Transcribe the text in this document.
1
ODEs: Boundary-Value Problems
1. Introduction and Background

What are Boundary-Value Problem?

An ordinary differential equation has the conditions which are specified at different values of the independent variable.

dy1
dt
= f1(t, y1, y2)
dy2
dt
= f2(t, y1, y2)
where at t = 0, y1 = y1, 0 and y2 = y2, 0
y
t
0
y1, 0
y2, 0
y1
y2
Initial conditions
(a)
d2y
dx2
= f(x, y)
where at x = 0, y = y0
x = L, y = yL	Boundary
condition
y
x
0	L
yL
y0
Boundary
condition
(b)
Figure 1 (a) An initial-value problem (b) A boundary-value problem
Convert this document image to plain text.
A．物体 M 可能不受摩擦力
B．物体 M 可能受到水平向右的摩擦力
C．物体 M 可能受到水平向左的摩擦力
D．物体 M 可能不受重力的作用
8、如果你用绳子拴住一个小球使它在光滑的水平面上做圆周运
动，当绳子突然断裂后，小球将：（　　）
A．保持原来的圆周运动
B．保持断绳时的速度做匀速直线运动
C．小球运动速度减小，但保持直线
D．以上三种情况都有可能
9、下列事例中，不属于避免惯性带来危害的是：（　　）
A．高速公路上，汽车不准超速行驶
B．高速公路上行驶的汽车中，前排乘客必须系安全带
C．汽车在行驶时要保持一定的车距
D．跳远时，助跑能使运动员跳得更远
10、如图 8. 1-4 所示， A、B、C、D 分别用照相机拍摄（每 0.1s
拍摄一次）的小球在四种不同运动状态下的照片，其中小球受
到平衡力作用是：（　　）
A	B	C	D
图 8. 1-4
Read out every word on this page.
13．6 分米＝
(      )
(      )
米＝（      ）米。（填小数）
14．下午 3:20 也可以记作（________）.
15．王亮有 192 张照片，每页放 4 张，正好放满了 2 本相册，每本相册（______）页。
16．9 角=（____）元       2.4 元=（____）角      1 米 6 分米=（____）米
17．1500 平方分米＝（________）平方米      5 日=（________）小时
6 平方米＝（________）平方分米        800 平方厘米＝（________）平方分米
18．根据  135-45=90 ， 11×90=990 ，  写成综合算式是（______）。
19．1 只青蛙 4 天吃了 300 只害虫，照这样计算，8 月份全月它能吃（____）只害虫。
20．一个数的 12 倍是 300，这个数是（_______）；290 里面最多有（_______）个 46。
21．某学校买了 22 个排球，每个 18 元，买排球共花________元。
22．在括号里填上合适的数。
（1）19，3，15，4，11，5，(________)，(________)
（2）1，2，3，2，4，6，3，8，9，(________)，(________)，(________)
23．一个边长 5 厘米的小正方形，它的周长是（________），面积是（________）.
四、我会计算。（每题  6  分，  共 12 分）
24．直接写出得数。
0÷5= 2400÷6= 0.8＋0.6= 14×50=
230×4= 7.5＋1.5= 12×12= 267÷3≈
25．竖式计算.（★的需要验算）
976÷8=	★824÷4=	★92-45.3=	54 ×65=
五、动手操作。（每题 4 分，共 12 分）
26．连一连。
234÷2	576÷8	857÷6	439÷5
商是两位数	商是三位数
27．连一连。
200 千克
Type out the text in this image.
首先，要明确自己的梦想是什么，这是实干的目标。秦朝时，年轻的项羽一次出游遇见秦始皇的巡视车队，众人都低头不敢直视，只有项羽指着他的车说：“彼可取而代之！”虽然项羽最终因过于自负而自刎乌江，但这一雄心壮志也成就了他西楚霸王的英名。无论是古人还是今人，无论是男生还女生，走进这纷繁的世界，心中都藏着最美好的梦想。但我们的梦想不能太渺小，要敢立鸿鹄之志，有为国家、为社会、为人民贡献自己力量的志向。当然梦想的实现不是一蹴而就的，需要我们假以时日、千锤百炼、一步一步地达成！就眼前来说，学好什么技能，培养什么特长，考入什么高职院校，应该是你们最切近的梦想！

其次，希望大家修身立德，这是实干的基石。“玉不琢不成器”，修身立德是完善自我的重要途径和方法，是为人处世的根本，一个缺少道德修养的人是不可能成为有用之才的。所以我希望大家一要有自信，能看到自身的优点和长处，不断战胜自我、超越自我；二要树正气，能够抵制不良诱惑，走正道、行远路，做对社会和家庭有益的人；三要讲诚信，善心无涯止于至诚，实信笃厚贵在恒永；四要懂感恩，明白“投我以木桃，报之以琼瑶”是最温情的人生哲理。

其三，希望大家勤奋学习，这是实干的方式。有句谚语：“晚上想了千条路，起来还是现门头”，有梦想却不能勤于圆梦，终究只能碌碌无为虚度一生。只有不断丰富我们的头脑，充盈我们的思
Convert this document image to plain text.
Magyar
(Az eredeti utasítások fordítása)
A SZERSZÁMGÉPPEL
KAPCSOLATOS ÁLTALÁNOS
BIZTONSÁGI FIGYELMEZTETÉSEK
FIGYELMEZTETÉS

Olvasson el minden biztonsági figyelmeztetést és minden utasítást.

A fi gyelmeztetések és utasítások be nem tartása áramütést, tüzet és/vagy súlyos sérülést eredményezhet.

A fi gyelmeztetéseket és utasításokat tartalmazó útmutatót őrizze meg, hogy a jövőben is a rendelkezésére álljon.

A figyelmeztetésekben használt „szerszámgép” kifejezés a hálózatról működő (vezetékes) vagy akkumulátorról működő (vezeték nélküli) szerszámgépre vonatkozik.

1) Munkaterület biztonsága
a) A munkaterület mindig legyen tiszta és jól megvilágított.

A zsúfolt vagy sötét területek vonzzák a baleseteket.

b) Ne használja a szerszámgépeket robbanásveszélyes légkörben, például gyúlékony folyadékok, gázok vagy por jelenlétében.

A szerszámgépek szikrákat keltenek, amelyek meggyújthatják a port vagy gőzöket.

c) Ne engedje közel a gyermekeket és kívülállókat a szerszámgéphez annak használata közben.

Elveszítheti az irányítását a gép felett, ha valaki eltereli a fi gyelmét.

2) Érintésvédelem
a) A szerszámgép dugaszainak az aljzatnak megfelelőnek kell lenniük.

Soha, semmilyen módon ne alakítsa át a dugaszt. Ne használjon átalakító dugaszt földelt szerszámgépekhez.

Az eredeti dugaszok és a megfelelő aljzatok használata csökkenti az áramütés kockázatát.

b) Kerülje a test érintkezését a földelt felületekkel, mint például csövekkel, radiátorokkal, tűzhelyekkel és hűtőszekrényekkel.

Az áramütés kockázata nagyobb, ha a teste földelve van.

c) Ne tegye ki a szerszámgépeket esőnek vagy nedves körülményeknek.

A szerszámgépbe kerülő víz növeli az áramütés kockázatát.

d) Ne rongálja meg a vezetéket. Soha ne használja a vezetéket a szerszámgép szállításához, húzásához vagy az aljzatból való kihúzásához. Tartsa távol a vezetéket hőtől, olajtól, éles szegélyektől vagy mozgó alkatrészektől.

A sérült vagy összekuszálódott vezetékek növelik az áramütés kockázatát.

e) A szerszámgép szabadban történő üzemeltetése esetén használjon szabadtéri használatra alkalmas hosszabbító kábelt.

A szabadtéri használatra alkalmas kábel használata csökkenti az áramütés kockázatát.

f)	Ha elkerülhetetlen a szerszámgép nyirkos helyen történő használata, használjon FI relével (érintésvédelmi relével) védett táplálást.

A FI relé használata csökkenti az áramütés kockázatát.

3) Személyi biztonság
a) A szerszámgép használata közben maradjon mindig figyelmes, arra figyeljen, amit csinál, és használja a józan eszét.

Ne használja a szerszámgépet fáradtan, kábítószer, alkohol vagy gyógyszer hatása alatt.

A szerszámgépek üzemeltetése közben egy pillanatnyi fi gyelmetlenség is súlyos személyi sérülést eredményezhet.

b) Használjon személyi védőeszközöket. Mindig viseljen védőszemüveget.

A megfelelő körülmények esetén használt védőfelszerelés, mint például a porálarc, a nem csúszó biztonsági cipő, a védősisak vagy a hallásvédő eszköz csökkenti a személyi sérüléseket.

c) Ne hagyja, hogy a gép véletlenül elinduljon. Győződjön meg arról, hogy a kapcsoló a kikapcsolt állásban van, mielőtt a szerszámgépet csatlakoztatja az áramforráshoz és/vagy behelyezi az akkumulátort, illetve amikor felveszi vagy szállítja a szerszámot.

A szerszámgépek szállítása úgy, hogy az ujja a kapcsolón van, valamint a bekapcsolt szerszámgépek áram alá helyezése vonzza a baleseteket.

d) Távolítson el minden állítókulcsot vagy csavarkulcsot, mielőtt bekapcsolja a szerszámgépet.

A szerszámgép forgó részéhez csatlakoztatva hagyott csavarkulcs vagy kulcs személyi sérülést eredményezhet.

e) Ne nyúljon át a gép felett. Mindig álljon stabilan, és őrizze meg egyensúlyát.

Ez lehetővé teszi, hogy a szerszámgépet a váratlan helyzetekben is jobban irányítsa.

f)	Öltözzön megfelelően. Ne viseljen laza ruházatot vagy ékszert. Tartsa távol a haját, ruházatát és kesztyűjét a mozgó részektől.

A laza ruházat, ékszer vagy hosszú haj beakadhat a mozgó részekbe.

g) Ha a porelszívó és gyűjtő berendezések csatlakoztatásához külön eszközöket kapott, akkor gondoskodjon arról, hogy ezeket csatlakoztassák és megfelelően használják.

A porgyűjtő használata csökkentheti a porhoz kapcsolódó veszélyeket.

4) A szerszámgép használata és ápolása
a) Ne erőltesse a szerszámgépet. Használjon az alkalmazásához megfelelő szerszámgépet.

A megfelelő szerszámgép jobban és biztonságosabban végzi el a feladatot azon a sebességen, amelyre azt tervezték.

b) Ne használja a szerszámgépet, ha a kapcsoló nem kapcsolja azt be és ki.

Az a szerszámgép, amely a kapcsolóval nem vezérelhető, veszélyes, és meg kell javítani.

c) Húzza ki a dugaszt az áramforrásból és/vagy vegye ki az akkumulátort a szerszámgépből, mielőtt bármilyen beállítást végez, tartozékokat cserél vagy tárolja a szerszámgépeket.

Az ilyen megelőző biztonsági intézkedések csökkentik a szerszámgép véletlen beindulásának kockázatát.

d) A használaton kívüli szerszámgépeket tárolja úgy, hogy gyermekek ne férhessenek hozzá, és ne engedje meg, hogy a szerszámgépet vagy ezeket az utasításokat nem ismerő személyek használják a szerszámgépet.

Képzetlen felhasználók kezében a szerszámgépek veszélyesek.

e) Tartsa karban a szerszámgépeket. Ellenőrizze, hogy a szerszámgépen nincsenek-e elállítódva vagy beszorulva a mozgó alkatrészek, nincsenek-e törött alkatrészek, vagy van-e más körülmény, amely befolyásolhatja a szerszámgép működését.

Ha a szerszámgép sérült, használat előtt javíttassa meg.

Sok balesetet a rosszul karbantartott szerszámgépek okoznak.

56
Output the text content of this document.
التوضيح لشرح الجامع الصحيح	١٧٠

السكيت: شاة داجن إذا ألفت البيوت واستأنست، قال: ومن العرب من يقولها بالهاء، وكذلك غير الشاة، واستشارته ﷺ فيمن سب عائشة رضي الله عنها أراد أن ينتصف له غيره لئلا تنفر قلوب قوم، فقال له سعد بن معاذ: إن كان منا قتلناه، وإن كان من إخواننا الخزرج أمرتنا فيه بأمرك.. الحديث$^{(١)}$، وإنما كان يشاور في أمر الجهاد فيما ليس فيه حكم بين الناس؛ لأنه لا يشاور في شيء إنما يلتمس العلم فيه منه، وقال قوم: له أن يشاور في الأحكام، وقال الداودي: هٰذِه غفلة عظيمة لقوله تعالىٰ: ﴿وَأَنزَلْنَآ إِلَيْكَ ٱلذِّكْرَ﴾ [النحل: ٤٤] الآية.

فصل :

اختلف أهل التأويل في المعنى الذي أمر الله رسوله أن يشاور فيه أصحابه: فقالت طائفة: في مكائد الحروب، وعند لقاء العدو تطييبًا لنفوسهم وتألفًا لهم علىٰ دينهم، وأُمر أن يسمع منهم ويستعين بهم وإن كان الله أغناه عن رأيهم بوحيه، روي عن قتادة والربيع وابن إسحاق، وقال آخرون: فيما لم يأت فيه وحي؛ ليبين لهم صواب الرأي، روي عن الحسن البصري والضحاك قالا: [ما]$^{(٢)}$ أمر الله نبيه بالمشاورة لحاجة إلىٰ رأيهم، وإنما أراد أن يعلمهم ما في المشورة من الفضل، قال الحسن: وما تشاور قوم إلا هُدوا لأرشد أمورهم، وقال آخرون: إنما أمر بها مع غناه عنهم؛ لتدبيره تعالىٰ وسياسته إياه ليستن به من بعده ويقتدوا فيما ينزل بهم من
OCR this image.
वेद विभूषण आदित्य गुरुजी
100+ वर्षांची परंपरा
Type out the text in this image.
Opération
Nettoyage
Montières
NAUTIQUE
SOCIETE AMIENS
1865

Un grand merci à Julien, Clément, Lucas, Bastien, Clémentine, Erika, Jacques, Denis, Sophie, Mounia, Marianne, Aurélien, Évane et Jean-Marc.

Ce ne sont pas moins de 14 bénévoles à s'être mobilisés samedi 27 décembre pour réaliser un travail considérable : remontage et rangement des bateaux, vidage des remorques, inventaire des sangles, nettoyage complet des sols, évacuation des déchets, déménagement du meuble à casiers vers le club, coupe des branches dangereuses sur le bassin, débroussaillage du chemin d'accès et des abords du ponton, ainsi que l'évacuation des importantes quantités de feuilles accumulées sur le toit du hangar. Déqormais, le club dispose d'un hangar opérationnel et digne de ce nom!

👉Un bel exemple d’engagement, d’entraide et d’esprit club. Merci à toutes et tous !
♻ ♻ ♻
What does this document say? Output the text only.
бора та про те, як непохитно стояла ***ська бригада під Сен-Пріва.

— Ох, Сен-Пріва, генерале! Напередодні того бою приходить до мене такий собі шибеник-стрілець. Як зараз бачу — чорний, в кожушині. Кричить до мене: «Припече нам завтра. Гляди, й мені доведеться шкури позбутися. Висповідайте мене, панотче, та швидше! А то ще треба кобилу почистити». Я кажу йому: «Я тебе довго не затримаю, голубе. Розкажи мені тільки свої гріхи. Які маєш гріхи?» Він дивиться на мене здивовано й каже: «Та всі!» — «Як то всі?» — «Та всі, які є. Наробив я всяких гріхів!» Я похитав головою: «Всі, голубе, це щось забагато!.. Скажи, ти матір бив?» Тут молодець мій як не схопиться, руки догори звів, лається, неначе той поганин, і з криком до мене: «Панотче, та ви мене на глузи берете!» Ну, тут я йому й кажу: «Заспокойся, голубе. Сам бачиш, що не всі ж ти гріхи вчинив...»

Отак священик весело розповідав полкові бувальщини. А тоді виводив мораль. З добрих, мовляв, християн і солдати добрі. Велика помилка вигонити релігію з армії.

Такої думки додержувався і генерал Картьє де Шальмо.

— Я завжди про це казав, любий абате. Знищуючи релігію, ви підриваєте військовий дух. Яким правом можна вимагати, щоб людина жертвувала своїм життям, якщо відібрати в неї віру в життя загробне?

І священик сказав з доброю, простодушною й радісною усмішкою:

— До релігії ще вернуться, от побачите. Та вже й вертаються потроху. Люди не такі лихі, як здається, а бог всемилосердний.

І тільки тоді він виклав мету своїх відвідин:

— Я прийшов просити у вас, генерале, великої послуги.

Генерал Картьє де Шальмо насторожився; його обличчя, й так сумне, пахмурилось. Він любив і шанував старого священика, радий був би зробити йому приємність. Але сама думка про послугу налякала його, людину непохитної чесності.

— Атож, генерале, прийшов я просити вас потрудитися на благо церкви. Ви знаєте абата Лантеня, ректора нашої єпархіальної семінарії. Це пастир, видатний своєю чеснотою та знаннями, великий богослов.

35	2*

*TASK OBJECTIVE*.
For each line of the entries that includes "használja", show that line.

*RESPONSE*.
b) Ne használja a szerszámgépeket robbanásveszélyes légkörben, például gyúlékony folyadékok, gázok vagy por jelenlétében.
d) Ne rongálja meg a vezetéket. Soha ne használja a vezetéket a szerszámgép szállításához, húzásához vagy az aljzatból való kihúzásához. Tartsa távol a vezetéket hőtől, olajtól, éles szegélyektől vagy mozgó alkatrészektől.
a) A szerszámgép használata közben maradjon mindig figyelmes, arra figyeljen, amit csinál, és használja a józan eszét.
Ne használja a szerszámgépet fáradtan, kábítószer, alkohol vagy gyógyszer hatása alatt.
b) Ne használja a szerszámgépet, ha a kapcsoló nem kapcsolja azt be és ki.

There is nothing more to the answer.